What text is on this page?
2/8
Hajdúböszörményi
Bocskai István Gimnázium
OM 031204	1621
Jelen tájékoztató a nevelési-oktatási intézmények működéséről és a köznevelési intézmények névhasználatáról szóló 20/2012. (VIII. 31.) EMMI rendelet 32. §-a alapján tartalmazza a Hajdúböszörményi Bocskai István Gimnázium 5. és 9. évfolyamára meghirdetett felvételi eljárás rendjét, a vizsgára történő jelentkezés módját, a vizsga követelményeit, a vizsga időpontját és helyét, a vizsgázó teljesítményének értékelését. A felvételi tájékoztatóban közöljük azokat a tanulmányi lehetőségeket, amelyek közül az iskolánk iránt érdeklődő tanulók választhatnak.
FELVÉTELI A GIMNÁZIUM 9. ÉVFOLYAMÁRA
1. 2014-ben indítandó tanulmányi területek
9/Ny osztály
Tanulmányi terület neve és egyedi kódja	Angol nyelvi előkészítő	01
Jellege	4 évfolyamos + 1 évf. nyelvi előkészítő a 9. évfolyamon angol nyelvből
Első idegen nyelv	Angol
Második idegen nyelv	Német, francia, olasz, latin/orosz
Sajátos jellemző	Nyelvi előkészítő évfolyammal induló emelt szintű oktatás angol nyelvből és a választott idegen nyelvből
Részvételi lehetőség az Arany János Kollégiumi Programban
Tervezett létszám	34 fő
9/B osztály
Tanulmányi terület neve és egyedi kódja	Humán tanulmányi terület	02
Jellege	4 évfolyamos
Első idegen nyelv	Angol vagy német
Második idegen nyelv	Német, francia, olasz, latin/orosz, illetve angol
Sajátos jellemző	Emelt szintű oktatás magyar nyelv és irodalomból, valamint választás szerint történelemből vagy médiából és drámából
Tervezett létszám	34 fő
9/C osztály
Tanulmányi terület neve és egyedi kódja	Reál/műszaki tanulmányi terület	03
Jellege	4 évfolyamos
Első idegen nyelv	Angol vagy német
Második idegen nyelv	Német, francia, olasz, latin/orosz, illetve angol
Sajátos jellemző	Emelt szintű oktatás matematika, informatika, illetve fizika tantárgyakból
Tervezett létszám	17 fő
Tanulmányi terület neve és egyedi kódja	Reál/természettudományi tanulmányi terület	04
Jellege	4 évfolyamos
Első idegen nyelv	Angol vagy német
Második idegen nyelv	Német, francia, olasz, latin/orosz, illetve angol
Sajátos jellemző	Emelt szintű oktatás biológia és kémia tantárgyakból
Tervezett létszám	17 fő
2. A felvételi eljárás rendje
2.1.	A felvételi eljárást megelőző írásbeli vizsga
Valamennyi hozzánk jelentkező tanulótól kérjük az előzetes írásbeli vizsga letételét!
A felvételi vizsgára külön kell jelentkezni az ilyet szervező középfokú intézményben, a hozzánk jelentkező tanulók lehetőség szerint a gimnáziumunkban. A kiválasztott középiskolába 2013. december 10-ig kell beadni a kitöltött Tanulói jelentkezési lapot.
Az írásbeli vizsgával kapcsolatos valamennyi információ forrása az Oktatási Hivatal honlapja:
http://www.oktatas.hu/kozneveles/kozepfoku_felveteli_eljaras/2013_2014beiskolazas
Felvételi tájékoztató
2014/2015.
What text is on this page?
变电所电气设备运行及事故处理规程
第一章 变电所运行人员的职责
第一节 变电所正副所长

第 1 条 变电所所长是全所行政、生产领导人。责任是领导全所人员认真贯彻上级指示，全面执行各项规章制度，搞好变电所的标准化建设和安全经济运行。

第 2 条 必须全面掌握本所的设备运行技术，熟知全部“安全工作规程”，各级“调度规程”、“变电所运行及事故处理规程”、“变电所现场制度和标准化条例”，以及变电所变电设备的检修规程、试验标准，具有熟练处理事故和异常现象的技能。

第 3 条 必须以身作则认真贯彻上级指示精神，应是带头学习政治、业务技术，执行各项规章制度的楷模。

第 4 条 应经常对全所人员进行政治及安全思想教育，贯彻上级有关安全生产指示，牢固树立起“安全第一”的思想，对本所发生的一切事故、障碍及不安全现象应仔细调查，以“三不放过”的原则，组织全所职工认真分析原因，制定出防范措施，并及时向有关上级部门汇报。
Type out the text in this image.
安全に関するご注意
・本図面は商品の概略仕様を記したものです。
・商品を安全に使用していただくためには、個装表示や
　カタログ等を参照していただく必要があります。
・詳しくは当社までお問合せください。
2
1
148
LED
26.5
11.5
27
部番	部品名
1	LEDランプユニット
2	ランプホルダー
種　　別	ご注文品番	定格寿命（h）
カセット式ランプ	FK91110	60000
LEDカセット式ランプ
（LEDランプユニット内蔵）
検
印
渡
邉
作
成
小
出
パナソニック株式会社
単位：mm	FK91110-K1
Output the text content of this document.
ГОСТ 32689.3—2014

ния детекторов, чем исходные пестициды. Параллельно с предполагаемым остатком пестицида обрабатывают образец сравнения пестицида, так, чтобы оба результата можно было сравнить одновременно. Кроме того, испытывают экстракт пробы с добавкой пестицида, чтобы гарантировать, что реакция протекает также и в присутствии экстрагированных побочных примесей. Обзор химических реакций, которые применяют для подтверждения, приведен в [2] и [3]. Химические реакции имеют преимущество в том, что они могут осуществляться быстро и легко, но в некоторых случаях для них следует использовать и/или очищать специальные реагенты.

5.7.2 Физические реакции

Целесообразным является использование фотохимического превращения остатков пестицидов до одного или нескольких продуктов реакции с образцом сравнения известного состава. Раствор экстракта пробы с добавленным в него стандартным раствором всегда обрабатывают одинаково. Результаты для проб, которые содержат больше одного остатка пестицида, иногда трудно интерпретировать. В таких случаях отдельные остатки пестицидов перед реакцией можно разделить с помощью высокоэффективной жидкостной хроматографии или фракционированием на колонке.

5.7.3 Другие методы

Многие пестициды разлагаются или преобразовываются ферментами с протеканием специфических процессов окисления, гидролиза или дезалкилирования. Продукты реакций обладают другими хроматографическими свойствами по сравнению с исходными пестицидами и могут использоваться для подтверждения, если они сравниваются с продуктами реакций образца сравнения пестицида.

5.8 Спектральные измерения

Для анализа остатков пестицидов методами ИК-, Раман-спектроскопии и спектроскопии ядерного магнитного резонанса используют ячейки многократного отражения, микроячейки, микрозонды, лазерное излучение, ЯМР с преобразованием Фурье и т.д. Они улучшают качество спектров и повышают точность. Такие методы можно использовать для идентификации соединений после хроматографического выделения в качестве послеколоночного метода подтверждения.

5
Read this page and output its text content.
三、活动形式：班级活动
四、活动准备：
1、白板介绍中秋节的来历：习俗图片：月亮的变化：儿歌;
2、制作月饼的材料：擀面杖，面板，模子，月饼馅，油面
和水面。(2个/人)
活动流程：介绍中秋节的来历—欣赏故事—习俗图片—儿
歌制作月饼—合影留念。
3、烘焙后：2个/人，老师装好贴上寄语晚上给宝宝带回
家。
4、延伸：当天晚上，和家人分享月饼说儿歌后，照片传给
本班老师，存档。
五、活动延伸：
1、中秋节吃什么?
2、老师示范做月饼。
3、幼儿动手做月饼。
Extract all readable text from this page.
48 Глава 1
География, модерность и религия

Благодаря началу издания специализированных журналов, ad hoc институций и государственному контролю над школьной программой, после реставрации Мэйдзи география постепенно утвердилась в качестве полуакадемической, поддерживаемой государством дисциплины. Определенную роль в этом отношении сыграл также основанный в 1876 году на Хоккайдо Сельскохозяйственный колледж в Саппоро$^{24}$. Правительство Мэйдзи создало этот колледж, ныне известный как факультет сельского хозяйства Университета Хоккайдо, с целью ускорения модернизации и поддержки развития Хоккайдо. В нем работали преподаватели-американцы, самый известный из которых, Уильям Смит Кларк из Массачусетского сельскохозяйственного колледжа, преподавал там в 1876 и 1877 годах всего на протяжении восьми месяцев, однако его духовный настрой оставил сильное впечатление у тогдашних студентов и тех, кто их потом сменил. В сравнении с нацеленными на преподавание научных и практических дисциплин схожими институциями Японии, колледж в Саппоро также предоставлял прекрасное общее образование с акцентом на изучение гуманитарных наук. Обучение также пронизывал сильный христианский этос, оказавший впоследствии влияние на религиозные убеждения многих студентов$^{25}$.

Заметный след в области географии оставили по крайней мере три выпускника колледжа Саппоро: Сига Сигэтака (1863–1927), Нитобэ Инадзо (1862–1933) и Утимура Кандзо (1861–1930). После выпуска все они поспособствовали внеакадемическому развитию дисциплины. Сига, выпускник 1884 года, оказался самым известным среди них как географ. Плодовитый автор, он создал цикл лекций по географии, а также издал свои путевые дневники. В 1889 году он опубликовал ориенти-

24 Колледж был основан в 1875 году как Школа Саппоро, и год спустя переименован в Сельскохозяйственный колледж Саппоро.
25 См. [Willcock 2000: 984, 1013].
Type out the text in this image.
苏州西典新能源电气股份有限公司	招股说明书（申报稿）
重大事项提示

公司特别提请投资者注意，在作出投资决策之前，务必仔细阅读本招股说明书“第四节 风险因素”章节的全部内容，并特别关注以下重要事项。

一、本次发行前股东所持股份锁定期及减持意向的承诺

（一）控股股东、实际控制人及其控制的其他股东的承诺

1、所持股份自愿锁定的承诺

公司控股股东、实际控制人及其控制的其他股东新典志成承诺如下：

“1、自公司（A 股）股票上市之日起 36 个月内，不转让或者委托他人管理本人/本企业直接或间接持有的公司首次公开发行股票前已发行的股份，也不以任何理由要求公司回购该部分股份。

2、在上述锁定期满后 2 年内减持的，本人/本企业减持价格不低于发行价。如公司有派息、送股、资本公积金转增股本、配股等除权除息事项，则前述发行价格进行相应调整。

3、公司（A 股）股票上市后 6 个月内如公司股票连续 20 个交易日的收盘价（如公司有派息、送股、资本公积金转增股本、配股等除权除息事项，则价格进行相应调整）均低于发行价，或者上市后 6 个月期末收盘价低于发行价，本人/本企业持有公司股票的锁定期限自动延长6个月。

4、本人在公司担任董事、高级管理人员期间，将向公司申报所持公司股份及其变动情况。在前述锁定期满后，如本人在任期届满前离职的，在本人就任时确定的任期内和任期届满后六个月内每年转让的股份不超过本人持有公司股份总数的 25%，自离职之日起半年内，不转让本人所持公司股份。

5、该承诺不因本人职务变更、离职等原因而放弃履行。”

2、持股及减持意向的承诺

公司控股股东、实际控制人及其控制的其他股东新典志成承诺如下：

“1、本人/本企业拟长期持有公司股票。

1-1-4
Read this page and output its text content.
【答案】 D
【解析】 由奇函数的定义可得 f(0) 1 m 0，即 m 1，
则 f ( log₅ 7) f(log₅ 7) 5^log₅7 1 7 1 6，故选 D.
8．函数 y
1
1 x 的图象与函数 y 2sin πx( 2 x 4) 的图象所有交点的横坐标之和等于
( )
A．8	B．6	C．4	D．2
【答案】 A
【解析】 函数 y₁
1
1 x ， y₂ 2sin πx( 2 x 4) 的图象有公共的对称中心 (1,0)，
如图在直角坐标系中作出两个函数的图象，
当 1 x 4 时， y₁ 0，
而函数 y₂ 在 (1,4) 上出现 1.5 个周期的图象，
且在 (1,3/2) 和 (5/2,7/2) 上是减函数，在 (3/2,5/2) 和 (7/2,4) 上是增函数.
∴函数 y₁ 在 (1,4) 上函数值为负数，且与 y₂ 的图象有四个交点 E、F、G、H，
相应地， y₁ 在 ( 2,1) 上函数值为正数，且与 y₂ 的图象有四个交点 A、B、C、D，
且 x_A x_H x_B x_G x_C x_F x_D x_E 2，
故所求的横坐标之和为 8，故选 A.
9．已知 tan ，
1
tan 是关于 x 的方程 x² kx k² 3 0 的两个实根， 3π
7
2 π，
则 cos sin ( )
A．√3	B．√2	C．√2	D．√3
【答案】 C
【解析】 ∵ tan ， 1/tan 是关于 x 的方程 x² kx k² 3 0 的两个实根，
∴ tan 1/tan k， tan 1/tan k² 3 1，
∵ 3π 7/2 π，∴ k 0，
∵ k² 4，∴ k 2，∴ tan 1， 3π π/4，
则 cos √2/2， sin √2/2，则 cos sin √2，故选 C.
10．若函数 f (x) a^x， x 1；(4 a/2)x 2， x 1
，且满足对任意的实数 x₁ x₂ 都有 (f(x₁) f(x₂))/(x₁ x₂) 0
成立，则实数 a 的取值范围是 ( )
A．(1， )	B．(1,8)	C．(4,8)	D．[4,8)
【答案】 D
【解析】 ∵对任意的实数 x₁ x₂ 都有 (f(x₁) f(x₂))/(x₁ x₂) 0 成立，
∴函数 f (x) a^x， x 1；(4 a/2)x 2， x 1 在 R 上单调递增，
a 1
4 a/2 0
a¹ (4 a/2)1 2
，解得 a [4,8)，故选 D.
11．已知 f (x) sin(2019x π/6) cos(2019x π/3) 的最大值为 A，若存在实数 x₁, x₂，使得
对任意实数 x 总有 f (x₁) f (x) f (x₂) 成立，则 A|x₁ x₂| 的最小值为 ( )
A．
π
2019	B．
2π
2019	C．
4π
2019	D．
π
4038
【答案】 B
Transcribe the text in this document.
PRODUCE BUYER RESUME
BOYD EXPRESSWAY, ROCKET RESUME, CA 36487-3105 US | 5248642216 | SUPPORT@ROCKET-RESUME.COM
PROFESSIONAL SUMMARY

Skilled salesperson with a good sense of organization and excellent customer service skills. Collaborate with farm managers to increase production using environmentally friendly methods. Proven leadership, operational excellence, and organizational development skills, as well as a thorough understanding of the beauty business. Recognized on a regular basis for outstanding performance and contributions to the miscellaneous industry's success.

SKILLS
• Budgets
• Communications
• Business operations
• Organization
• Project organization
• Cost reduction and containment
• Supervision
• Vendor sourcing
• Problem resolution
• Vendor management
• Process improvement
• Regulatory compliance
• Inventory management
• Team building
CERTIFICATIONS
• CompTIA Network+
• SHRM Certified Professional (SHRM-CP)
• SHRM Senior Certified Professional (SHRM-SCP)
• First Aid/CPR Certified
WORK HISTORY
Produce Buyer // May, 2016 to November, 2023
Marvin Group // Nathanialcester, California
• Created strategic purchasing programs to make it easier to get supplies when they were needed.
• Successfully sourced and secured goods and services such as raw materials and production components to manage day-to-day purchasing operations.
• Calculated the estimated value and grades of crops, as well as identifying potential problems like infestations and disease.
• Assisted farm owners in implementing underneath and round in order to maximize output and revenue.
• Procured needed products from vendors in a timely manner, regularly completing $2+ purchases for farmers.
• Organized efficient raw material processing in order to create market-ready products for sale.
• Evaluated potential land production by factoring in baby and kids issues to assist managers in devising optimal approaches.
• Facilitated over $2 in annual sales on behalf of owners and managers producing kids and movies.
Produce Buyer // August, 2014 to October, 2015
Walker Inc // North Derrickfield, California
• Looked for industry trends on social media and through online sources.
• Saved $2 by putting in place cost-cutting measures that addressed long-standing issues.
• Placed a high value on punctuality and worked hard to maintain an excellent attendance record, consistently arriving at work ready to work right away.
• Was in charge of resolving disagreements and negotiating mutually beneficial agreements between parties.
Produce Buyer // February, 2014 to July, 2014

--- Your task ---
For each line above that contains the word "operations", copy that line.

--- Task result ---
• Business operations
• Successfully sourced and secured goods and services such as raw materials and production components to manage day-to-day purchasing operations.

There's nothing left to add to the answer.